* **Exercise requirements**
Copy the listing below line for line, leaving every character unchanged.

* **Exercise inputs**

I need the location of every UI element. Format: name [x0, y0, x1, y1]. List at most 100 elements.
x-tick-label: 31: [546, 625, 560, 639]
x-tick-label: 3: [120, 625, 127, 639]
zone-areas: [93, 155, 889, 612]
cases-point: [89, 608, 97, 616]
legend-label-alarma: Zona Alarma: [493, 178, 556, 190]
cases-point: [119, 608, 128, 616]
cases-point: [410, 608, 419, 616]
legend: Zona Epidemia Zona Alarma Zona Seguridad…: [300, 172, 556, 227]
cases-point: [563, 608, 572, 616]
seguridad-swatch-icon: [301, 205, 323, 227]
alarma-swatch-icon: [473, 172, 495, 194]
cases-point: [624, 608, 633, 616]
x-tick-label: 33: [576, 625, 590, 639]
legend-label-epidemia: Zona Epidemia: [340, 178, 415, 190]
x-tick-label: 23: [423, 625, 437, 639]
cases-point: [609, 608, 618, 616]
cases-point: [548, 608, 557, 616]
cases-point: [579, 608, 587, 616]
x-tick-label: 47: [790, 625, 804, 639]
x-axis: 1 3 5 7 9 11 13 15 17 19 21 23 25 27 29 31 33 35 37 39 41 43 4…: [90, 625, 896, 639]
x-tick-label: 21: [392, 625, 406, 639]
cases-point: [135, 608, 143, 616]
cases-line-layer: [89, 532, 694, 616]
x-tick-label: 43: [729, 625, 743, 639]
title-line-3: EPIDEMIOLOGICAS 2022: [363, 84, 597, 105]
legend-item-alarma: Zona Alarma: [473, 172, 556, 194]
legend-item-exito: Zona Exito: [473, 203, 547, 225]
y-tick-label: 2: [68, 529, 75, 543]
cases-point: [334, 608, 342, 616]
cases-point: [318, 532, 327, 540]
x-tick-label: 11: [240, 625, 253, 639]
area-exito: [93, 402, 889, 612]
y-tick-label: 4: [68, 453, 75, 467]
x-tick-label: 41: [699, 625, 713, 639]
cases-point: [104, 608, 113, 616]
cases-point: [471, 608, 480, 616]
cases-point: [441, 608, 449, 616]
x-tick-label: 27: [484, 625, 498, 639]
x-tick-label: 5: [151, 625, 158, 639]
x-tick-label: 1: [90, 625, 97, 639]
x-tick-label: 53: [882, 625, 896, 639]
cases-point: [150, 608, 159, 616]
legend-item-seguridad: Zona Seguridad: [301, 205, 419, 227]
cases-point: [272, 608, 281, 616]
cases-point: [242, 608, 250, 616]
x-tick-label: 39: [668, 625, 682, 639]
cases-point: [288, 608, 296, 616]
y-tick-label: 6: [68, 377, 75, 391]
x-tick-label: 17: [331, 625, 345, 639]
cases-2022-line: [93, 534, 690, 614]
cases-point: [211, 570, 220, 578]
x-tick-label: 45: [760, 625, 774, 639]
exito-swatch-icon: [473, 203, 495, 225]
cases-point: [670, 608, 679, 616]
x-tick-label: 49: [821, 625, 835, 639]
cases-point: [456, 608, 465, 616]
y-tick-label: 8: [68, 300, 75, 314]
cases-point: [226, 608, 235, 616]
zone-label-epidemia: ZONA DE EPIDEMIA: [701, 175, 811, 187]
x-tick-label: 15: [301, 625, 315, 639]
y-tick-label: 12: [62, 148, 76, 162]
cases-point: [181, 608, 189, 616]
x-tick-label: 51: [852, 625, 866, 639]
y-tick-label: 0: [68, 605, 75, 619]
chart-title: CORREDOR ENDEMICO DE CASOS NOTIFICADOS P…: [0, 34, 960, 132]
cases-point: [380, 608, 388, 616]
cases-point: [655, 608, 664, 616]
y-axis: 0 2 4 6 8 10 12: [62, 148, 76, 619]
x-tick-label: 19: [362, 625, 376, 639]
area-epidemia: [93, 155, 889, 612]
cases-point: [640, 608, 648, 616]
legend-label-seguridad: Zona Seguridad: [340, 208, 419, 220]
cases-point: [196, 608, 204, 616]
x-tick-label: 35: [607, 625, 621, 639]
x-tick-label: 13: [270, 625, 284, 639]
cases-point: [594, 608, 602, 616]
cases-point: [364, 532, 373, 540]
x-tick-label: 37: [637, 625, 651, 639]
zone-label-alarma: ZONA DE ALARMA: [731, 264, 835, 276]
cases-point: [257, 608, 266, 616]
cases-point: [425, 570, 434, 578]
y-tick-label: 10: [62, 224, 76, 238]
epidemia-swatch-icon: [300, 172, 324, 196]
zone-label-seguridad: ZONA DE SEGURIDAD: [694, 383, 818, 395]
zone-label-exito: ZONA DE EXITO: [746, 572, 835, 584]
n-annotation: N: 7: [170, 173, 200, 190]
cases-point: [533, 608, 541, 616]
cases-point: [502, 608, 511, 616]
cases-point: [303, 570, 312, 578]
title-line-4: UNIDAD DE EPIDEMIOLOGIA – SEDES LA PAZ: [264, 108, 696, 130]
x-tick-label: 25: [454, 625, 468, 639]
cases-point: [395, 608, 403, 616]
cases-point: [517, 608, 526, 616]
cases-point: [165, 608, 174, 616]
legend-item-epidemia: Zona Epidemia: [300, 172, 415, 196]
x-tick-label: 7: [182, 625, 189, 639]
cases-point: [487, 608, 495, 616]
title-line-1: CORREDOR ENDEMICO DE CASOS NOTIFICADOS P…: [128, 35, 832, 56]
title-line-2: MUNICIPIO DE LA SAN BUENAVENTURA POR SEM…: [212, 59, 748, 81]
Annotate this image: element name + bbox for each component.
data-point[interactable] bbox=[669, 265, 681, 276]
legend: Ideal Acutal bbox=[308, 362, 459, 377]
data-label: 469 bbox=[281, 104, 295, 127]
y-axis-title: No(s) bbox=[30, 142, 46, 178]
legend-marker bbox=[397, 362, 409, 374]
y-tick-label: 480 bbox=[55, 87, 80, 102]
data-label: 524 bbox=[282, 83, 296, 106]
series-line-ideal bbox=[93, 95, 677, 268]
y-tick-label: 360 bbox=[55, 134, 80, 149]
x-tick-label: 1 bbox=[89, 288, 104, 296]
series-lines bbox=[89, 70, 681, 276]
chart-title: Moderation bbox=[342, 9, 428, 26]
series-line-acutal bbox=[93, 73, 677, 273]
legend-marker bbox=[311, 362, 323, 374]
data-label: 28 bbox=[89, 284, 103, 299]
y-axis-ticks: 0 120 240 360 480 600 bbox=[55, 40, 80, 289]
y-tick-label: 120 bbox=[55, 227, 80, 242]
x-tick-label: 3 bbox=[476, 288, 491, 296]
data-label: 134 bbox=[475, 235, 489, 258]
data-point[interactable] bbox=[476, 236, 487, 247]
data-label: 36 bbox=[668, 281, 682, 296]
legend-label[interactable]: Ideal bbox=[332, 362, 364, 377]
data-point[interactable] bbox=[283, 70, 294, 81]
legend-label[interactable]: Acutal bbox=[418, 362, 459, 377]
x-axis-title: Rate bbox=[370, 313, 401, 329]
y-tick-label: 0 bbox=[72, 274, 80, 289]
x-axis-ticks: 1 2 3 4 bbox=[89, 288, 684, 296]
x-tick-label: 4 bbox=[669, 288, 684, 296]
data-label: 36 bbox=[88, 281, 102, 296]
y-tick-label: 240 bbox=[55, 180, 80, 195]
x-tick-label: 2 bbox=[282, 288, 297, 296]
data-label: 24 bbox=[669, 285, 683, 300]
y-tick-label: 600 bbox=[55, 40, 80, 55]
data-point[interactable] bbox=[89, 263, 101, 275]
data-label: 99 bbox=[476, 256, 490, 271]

* **Result below**
I need the location of every UI element. Format: name [x0, y0, x1, y1]. List at most 100 elements.
x-tick-label: 31: [546, 625, 560, 639]
x-tick-label: 3: [120, 625, 127, 639]
zone-areas: [93, 155, 889, 612]
cases-point: [89, 608, 97, 616]
legend-label-alarma: Zona Alarma: [493, 178, 556, 190]
cases-point: [119, 608, 128, 616]
cases-point: [410, 608, 419, 616]
legend: Zona Epidemia Zona Alarma Zona Seguridad…: [300, 172, 556, 227]
cases-point: [563, 608, 572, 616]
seguridad-swatch-icon: [301, 205, 323, 227]
alarma-swatch-icon: [473, 172, 495, 194]
cases-point: [624, 608, 633, 616]
x-tick-label: 33: [576, 625, 590, 639]
legend-label-epidemia: Zona Epidemia: [340, 178, 415, 190]
x-tick-label: 23: [423, 625, 437, 639]
cases-point: [609, 608, 618, 616]
cases-point: [548, 608, 557, 616]
cases-point: [579, 608, 587, 616]
x-tick-label: 47: [790, 625, 804, 639]
x-axis: 1 3 5 7 9 11 13 15 17 19 21 23 25 27 29 31 33 35 37 39 41 43 4…: [90, 625, 896, 639]
x-tick-label: 21: [392, 625, 406, 639]
cases-point: [135, 608, 143, 616]
cases-line-layer: [89, 532, 694, 616]
x-tick-label: 43: [729, 625, 743, 639]
title-line-3: EPIDEMIOLOGICAS 2022: [363, 84, 597, 105]
legend-item-alarma: Zona Alarma: [473, 172, 556, 194]
legend-item-exito: Zona Exito: [473, 203, 547, 225]
y-tick-label: 2: [68, 529, 75, 543]
cases-point: [334, 608, 342, 616]
cases-point: [318, 532, 327, 540]
x-tick-label: 11: [240, 625, 253, 639]
area-exito: [93, 402, 889, 612]
y-tick-label: 4: [68, 453, 75, 467]
x-tick-label: 41: [699, 625, 713, 639]
cases-point: [104, 608, 113, 616]
cases-point: [471, 608, 480, 616]
cases-point: [441, 608, 449, 616]
x-tick-label: 27: [484, 625, 498, 639]
x-tick-label: 5: [151, 625, 158, 639]
x-tick-label: 1: [90, 625, 97, 639]
x-tick-label: 53: [882, 625, 896, 639]
cases-point: [150, 608, 159, 616]
legend-item-seguridad: Zona Seguridad: [301, 205, 419, 227]
cases-point: [272, 608, 281, 616]
cases-point: [242, 608, 250, 616]
x-tick-label: 39: [668, 625, 682, 639]
cases-point: [288, 608, 296, 616]
y-tick-label: 6: [68, 377, 75, 391]
x-tick-label: 17: [331, 625, 345, 639]
cases-2022-line: [93, 534, 690, 614]
cases-point: [211, 570, 220, 578]
x-tick-label: 45: [760, 625, 774, 639]
exito-swatch-icon: [473, 203, 495, 225]
cases-point: [670, 608, 679, 616]
x-tick-label: 49: [821, 625, 835, 639]
cases-point: [456, 608, 465, 616]
y-tick-label: 8: [68, 300, 75, 314]
cases-point: [226, 608, 235, 616]
zone-label-epidemia: ZONA DE EPIDEMIA: [701, 175, 811, 187]
x-tick-label: 15: [301, 625, 315, 639]
y-tick-label: 12: [62, 148, 76, 162]
cases-point: [181, 608, 189, 616]
x-tick-label: 51: [852, 625, 866, 639]
y-tick-label: 0: [68, 605, 75, 619]
chart-title: CORREDOR ENDEMICO DE CASOS NOTIFICADOS P…: [0, 34, 960, 132]
cases-point: [380, 608, 388, 616]
cases-point: [655, 608, 664, 616]
y-axis: 0 2 4 6 8 10 12: [62, 148, 76, 619]
x-tick-label: 19: [362, 625, 376, 639]
area-epidemia: [93, 155, 889, 612]
cases-point: [640, 608, 648, 616]
legend-label-seguridad: Zona Seguridad: [340, 208, 419, 220]
cases-point: [196, 608, 204, 616]
x-tick-label: 35: [607, 625, 621, 639]
x-tick-label: 13: [270, 625, 284, 639]
cases-point: [594, 608, 602, 616]
cases-point: [364, 532, 373, 540]
x-tick-label: 37: [637, 625, 651, 639]
zone-label-alarma: ZONA DE ALARMA: [731, 264, 835, 276]
cases-point: [257, 608, 266, 616]
cases-point: [425, 570, 434, 578]
y-tick-label: 10: [62, 224, 76, 238]
epidemia-swatch-icon: [300, 172, 324, 196]
zone-label-seguridad: ZONA DE SEGURIDAD: [694, 383, 818, 395]
zone-label-exito: ZONA DE EXITO: [746, 572, 835, 584]
n-annotation: N: 7: [170, 173, 200, 190]
cases-point: [533, 608, 541, 616]
cases-point: [502, 608, 511, 616]
cases-point: [303, 570, 312, 578]
title-line-4: UNIDAD DE EPIDEMIOLOGIA – SEDES LA PAZ: [264, 108, 696, 130]
x-tick-label: 25: [454, 625, 468, 639]
cases-point: [395, 608, 403, 616]
cases-point: [517, 608, 526, 616]
cases-point: [165, 608, 174, 616]
legend-item-epidemia: Zona Epidemia: [300, 172, 415, 196]
x-tick-label: 7: [182, 625, 189, 639]
cases-point: [487, 608, 495, 616]
title-line-1: CORREDOR ENDEMICO DE CASOS NOTIFICADOS P…: [128, 35, 832, 56]
title-line-2: MUNICIPIO DE LA SAN BUENAVENTURA POR SEM…: [212, 59, 748, 81]
Annotate this image: element name + bbox for each component.
data-point[interactable] bbox=[669, 265, 681, 276]
legend: Ideal Acutal bbox=[308, 362, 459, 377]
data-label: 469 bbox=[281, 104, 295, 127]
y-axis-title: No(s) bbox=[30, 142, 46, 178]
legend-marker bbox=[397, 362, 409, 374]
y-tick-label: 480 bbox=[55, 87, 80, 102]
data-label: 524 bbox=[282, 83, 296, 106]
series-line-ideal bbox=[93, 95, 677, 268]
y-tick-label: 360 bbox=[55, 134, 80, 149]
x-tick-label: 1 bbox=[89, 288, 104, 296]
series-lines bbox=[89, 70, 681, 276]
chart-title: Moderation bbox=[342, 9, 428, 26]
series-line-acutal bbox=[93, 73, 677, 273]
legend-marker bbox=[311, 362, 323, 374]
data-label: 28 bbox=[89, 284, 103, 299]
y-axis-ticks: 0 120 240 360 480 600 bbox=[55, 40, 80, 289]
y-tick-label: 120 bbox=[55, 227, 80, 242]
x-tick-label: 3 bbox=[476, 288, 491, 296]
data-label: 134 bbox=[475, 235, 489, 258]
data-point[interactable] bbox=[476, 236, 487, 247]
data-label: 36 bbox=[668, 281, 682, 296]
legend-label[interactable]: Ideal bbox=[332, 362, 364, 377]
data-point[interactable] bbox=[283, 70, 294, 81]
legend-label[interactable]: Acutal bbox=[418, 362, 459, 377]
x-axis-title: Rate bbox=[370, 313, 401, 329]
y-tick-label: 0 bbox=[72, 274, 80, 289]
x-axis-ticks: 1 2 3 4 bbox=[89, 288, 684, 296]
x-tick-label: 4 bbox=[669, 288, 684, 296]
data-label: 36 bbox=[88, 281, 102, 296]
y-tick-label: 240 bbox=[55, 180, 80, 195]
x-tick-label: 2 bbox=[282, 288, 297, 296]
data-label: 24 bbox=[669, 285, 683, 300]
y-tick-label: 600 bbox=[55, 40, 80, 55]
data-point[interactable] bbox=[89, 263, 101, 275]
data-label: 99 bbox=[476, 256, 490, 271]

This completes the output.